━━━ DATA FOR THIS EXERCISE ━━━

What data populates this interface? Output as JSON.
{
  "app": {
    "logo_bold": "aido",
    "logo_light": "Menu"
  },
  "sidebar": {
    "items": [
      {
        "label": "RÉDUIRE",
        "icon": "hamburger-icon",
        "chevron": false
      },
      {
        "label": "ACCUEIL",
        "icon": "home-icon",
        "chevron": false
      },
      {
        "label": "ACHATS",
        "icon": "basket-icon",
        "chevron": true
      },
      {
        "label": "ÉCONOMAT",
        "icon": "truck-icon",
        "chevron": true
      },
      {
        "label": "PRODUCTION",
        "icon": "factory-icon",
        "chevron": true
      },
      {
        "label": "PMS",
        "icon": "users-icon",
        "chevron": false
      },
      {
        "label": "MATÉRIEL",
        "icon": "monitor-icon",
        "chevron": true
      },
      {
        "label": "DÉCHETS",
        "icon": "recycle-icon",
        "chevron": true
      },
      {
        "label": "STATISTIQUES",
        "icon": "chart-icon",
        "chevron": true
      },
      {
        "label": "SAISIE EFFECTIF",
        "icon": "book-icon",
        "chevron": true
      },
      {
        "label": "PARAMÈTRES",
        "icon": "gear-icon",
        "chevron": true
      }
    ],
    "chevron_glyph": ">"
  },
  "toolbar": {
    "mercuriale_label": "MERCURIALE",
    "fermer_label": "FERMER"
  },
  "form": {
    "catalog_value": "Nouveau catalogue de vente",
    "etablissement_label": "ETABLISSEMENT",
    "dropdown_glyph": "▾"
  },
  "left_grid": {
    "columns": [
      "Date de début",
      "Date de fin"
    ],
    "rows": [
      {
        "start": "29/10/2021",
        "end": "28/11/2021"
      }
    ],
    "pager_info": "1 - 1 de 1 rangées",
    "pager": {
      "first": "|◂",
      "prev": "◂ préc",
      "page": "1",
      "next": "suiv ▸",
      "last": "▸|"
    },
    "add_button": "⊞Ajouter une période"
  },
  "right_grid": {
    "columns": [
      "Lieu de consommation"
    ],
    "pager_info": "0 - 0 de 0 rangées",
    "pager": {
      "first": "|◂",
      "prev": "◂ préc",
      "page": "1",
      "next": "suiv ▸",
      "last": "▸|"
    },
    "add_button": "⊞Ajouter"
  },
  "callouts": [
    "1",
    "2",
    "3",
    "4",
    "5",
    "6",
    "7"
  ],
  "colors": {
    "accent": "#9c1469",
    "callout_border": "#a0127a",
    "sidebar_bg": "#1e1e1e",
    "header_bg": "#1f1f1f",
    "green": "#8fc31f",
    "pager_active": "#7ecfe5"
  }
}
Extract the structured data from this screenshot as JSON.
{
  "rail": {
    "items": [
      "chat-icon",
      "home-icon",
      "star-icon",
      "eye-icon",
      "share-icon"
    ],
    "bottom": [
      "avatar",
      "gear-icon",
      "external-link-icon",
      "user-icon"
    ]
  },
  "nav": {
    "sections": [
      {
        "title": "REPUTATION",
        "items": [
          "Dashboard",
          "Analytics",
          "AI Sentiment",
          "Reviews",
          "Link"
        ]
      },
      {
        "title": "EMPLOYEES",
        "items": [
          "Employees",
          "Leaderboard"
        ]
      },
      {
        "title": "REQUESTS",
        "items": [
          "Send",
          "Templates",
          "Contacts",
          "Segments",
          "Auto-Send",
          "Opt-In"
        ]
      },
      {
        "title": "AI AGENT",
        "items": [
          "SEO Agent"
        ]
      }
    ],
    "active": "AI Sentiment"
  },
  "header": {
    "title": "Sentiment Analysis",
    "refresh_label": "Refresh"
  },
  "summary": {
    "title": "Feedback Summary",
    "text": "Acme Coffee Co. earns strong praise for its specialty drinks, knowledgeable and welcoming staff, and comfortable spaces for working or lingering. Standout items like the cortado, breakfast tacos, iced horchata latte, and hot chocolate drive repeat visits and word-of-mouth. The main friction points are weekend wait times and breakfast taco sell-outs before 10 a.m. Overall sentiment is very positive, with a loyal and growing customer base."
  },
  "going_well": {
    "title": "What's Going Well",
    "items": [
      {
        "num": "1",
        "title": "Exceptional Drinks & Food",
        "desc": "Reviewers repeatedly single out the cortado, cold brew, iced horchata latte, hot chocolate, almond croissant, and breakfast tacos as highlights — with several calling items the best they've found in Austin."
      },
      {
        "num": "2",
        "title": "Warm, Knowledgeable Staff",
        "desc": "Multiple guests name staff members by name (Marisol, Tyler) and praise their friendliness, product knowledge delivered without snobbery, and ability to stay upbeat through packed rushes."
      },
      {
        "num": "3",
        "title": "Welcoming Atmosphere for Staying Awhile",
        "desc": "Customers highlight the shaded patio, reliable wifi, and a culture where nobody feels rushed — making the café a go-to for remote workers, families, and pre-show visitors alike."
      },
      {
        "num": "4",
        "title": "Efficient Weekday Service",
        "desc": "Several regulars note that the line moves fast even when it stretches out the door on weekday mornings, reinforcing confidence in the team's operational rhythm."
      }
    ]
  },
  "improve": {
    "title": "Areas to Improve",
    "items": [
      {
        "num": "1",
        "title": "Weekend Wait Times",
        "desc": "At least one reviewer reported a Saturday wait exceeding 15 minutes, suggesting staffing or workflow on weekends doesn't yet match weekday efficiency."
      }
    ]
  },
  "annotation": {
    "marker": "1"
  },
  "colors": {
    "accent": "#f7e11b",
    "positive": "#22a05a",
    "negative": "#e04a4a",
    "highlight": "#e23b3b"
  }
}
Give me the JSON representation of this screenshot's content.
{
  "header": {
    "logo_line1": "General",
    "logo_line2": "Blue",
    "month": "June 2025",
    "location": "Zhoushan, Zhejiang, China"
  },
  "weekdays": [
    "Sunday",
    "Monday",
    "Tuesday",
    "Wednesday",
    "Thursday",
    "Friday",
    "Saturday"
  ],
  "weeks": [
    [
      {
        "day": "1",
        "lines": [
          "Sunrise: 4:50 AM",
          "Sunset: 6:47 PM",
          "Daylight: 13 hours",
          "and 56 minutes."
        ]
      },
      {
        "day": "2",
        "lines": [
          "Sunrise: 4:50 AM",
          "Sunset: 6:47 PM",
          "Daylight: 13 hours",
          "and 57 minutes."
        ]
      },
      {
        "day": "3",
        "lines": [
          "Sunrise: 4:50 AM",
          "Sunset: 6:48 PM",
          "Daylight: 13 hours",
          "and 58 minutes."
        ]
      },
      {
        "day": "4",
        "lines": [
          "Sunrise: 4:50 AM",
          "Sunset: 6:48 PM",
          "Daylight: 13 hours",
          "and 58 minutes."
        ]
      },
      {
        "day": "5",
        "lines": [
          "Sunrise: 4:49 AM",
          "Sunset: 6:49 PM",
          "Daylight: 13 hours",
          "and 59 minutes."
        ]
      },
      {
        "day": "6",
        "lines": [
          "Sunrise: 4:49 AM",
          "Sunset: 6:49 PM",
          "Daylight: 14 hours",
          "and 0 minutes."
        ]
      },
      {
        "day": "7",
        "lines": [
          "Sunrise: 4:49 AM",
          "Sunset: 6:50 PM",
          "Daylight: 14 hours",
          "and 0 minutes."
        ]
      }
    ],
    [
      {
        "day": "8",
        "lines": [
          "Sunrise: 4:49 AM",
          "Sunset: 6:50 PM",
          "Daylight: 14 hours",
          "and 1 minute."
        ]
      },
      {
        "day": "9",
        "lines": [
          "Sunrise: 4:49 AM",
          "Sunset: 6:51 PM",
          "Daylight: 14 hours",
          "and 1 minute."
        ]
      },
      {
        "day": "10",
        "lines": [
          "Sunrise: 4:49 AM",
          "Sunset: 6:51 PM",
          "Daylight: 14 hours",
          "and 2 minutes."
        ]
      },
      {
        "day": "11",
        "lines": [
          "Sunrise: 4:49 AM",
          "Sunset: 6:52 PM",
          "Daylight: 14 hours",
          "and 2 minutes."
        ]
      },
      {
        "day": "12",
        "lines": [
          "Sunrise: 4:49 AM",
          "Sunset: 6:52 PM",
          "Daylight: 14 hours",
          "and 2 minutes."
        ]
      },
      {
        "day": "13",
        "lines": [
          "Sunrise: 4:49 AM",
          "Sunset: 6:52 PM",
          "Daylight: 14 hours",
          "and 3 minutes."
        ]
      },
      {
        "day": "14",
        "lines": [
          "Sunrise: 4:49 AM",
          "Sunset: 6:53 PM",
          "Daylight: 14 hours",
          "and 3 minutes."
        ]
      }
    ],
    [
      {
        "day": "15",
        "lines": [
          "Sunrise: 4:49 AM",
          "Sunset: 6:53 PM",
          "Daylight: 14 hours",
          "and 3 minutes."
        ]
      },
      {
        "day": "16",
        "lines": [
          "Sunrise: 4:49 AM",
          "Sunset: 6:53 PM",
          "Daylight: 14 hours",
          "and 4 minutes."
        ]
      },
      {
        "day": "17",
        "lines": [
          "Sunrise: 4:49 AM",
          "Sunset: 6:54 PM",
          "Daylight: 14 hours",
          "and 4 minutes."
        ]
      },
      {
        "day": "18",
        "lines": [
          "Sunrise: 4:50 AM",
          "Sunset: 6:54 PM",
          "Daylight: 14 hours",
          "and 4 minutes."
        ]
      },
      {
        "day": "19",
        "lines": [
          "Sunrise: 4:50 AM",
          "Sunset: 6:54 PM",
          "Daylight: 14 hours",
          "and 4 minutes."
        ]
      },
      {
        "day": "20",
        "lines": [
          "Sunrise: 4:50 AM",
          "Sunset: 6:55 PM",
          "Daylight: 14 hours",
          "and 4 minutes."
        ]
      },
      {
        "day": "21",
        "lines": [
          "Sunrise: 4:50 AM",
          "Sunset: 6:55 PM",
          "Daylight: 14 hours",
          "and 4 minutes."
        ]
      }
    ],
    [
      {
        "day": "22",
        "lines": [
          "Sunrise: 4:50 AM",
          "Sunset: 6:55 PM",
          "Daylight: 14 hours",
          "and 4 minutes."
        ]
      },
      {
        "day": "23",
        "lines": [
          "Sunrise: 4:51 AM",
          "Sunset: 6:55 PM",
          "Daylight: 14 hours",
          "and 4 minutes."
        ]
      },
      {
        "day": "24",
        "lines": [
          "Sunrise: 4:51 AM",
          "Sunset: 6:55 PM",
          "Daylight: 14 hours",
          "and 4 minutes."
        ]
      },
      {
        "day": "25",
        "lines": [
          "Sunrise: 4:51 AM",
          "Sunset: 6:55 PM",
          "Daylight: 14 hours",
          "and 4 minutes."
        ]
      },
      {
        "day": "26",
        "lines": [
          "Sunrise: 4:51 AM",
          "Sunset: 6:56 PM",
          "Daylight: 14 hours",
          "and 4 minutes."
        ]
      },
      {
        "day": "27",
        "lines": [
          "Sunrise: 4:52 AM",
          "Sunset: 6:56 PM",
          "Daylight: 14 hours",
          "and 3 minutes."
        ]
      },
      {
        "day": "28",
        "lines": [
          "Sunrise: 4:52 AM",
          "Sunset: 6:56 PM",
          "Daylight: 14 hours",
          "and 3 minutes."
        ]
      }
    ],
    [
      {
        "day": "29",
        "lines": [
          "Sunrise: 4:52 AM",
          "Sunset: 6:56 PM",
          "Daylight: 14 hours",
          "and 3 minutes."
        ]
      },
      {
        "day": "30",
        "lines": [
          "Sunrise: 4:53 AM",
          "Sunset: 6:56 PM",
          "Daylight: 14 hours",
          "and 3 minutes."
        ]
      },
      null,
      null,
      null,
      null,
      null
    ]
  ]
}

━━━

### OBJECTIVE
Gather all lines with the string "tacos" from the data.

### FINAL RESULT
    "text": "Acme Coffee Co. earns strong praise for its specialty drinks, knowledgeable and welcoming staff, and comfortable spaces for working or lingering. Standout items like the cortado, breakfast tacos, iced horchata latte, and hot chocolate drive repeat visits and word-of-mouth. The main friction points are weekend wait times and breakfast taco sell-outs before 10 a.m. Overall sentiment is very positive, with a loyal and growing customer base."
        "desc": "Reviewers repeatedly single out the cortado, cold brew, iced horchata latte, hot chocolate, almond croissant, and breakfast tacos as highlights — with several calling items the best they've found in Austin."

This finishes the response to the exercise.